What is it?
Kidney cancer (Renal Cell Carcinoma) is a cancerous mass that arises from the kidney. It is often discovered early and most often is a highly treatable and curable disease. Our oncologic surgeons can guide you through the treatment process and provide the comprehensive care you need.
Why does it occur?
Risk Factors for Renal Cell Cancer:
- Age >60
- High blood pressure
- Kidney cysts seen in patients with chronic kidney failure
- Family history
- Genetic conditions (rare): von Hippel Lindau, Tuberous sclerosis, Birt-Hogg-Dube, Adult polycystic kidney disease
How is it evaluated and why?
Most kidney tumors are found “incidentally” when a CT scan, MRI or ultrasound is performed to evaluate another medical condition. However as a result, many kidney masses are found in an early curable stage.
- Hematuria (blood in the urine)
- Flank pain/back pain
- Weight loss, fever, sweats
- High blood pressure
- Imaging: CT scan, MRI, ultrasound, x-ray, bone scan
- Blood tests: kidney function, liver function, blood count, urinalysis
- Biopsy of the mass (under specific circumstances): if suspicious that the mass may be from another cancer e.g. breast or colon; or to confirm diagnosis if there is evidence that the disease has spread far from the kidney (metastatic)
After appropriate evaluation, your physician while discuss the tumor staging with you and help guide you through the treatment options.
Many treatment options exist and your physician can provide the latest medical innovation to provide the best outcome for you.
Many kidney tumors can be removed with minimally invasive techniques like laparoscopy or robotic surgery. This allows for precise excision of the tumor as well as smaller incisions, shorter hospital stay and faster recovery time.
Depending on the size and location of the mass, your surgeon may discuss removing only the mass (partial nephrectomy) and leaving the surrounding normal kidney portion behind or may remove the entire kidney (radical nephrectomy).
Since many kidney masses are discovered incidentally, they may be at a very early stage/small in size. A small mass can be monitored under the appropriate circumstances. Your urologist can help you decide if this is the right strategy for you.
Small masses can be treated with minimally invasive techniques. These include insertion of a probe during surgery or with imaging (CT scan) guidance and freezing the tumor to destroy the tumor cells (cryotherapy) or applying heat (radiofrequency ablation).

# Task 1:
Turn the paragraph of the kidney cancer page that begins "Small masses can be treated" into a short list that keeps its main facts.
# Task 2:
Copy the portion of the kidney cancer page starting at "After appropriate evaluation, your" and ending at "faster recovery time." word for word.
The entries that follow are separate material and have no connection to the kidney cancer page.

# Entries provided:
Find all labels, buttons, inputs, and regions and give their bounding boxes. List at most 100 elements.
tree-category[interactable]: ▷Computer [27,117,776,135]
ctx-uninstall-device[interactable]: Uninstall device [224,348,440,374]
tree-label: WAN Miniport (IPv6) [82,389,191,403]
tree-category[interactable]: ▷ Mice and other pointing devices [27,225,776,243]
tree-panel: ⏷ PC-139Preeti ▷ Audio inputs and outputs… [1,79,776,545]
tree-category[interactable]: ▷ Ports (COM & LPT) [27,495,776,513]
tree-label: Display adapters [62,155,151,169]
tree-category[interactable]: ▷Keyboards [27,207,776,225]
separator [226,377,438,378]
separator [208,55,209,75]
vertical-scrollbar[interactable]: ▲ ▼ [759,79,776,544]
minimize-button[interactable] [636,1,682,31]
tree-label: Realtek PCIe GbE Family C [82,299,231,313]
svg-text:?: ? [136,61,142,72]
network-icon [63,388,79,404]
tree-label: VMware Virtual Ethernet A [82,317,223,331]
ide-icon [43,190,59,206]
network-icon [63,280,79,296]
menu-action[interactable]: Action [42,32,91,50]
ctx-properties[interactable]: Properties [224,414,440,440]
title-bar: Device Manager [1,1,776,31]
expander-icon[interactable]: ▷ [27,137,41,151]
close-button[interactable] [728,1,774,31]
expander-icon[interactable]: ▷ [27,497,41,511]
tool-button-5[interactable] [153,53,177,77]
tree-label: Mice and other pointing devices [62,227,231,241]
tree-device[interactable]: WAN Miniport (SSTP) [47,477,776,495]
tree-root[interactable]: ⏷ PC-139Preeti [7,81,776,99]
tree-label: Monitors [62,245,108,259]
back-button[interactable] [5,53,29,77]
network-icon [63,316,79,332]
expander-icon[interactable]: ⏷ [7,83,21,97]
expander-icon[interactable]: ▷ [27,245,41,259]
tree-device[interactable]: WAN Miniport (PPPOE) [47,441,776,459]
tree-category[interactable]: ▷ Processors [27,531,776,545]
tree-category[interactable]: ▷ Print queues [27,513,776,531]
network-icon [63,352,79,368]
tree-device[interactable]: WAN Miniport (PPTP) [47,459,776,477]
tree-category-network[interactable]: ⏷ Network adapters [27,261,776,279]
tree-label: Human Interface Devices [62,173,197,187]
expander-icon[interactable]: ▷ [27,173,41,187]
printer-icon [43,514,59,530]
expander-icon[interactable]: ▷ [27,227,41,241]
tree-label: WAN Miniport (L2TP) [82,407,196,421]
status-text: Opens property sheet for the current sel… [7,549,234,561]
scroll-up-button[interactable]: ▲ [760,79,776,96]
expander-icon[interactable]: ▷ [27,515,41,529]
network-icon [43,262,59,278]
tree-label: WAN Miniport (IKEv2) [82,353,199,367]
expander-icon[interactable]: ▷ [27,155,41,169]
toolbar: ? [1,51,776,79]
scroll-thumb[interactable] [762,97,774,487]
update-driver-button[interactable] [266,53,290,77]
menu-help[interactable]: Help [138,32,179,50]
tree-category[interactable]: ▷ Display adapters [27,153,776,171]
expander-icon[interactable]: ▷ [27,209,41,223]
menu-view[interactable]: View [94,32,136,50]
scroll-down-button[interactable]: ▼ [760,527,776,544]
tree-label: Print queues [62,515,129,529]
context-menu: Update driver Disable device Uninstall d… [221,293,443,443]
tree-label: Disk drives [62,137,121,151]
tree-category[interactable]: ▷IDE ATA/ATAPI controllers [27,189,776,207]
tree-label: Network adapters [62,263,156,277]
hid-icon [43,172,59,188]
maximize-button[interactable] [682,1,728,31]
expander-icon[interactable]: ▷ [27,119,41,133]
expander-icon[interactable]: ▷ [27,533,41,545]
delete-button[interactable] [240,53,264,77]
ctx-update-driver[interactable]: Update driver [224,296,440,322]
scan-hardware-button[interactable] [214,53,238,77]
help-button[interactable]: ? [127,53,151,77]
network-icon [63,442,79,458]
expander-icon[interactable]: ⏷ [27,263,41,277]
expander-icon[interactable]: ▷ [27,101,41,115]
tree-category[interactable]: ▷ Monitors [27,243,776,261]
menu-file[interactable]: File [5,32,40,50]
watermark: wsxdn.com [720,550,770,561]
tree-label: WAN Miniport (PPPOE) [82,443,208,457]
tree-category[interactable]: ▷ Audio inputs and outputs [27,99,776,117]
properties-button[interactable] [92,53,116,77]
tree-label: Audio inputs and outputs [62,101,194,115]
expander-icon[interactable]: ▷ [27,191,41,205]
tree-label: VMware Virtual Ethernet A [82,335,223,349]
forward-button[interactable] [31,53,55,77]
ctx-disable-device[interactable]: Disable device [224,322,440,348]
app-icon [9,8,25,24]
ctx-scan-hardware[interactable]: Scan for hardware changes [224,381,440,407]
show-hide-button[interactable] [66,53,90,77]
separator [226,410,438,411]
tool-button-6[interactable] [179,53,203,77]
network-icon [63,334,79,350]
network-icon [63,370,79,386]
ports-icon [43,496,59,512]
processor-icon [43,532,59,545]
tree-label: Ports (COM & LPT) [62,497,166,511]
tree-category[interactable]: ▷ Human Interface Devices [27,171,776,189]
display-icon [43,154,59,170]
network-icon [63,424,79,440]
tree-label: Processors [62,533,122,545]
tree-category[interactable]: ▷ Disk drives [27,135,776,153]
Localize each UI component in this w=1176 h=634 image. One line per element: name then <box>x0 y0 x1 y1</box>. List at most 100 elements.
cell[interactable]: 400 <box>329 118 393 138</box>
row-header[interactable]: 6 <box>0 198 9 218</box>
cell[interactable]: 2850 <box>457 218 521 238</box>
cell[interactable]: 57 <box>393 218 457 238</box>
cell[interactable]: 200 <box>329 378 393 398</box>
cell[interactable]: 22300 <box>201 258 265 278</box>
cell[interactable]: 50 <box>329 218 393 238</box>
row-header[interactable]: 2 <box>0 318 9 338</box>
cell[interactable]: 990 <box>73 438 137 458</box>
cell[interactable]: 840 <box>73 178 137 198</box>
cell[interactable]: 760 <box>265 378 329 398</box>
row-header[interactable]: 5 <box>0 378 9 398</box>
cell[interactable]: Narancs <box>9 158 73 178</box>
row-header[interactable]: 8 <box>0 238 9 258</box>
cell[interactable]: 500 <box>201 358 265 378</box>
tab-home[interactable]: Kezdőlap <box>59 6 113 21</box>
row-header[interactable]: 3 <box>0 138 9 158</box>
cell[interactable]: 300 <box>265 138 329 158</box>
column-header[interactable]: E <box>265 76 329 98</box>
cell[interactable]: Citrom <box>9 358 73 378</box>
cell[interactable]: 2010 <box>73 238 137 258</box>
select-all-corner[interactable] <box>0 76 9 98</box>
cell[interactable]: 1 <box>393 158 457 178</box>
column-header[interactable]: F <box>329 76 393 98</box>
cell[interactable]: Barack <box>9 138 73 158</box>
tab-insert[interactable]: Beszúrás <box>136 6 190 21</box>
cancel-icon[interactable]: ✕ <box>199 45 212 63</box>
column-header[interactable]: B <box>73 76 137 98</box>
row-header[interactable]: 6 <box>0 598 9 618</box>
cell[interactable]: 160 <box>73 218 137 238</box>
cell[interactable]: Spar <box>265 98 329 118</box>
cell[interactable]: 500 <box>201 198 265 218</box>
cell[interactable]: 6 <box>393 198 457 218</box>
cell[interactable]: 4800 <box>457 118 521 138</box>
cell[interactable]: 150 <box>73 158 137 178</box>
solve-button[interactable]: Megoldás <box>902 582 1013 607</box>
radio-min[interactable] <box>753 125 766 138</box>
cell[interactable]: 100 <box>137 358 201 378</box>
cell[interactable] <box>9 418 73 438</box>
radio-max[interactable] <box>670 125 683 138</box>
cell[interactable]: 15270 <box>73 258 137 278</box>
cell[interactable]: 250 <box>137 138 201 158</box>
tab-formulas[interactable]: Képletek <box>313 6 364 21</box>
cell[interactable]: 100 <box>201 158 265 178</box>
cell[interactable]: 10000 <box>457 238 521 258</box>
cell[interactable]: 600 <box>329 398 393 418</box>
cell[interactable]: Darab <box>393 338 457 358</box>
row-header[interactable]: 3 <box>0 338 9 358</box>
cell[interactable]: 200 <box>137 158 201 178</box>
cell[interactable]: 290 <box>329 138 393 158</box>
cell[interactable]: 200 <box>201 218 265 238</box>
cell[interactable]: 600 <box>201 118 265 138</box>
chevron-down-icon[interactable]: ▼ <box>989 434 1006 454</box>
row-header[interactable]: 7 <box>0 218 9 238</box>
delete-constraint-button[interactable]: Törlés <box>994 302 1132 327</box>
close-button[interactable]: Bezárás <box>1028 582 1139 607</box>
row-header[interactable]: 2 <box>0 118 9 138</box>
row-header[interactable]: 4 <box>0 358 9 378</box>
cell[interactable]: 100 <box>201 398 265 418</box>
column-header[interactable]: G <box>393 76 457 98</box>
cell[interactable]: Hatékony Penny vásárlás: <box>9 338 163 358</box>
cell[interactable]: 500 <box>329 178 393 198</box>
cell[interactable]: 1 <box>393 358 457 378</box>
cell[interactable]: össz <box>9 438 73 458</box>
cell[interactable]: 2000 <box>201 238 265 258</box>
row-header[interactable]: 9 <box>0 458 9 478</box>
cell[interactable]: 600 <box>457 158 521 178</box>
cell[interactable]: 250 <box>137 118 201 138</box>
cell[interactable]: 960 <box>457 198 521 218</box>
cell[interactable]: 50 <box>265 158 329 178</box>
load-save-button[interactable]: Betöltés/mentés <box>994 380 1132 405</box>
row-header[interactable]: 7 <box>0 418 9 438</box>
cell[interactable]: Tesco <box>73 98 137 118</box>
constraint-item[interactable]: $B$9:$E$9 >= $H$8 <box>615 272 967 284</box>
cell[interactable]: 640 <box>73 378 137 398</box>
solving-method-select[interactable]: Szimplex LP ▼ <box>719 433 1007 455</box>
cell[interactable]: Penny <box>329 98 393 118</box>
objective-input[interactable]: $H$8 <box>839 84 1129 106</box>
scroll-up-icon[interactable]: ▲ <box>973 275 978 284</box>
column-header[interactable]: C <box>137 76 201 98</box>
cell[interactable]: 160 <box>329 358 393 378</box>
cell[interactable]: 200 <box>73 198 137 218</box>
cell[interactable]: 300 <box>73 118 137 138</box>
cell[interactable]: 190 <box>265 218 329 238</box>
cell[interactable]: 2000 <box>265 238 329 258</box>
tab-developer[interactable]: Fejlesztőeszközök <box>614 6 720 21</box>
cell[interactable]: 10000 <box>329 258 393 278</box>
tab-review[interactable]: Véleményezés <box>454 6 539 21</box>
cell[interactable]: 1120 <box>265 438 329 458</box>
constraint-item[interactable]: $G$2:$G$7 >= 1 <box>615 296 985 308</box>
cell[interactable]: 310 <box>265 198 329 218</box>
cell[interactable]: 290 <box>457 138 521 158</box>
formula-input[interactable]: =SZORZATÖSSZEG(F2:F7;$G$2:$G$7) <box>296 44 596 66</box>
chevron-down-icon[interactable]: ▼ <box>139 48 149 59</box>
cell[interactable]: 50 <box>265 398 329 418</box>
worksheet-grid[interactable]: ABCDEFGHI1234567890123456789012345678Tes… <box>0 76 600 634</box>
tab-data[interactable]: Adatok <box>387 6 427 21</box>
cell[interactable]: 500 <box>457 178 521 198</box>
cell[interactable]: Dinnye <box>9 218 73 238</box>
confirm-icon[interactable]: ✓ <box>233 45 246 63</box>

# Task output 1:
- Small masses can be treated with minimally invasive techniques.
- A probe is inserted, either during surgery or under imaging (CT scan) guidance.
- The probe either freezes the tumor to destroy its cells (cryotherapy) or applies heat (radiofrequency ablation).

# Task output 2:
After appropriate evaluation, your physician while discuss the tumor staging with you and help guide you through the treatment options.
Many treatment options exist and your physician can provide the latest medical innovation to provide the best outcome for you.
Many kidney tumors can be removed with minimally invasive techniques like laparoscopy or robotic surgery. This allows for precise excision of the tumor as well as smaller incisions, shorter hospital stay and faster recovery time.